Which lines contain the string "Activities"? Please list every one of them.

Entries taken from a collection
* begin *

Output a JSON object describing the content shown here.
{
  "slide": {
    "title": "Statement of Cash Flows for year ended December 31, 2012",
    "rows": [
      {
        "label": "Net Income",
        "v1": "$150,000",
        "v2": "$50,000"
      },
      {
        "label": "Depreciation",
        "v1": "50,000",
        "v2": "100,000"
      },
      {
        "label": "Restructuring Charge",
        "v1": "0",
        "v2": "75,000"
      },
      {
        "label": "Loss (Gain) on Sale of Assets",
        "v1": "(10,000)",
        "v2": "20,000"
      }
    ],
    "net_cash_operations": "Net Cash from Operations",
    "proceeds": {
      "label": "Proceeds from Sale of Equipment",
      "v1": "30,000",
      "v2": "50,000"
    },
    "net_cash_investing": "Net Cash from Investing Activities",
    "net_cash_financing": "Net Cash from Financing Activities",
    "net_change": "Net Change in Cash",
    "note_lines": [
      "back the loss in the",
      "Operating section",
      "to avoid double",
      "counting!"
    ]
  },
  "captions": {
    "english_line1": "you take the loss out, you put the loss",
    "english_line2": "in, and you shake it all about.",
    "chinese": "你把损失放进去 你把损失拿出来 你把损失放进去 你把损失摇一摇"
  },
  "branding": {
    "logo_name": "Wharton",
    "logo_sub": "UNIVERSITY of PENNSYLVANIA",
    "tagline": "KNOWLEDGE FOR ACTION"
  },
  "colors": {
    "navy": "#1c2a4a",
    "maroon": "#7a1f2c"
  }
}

* end *

* **FINISHED EXERCISE**:
    "net_cash_investing": "Net Cash from Investing Activities",
    "net_cash_financing": "Net Cash from Financing Activities",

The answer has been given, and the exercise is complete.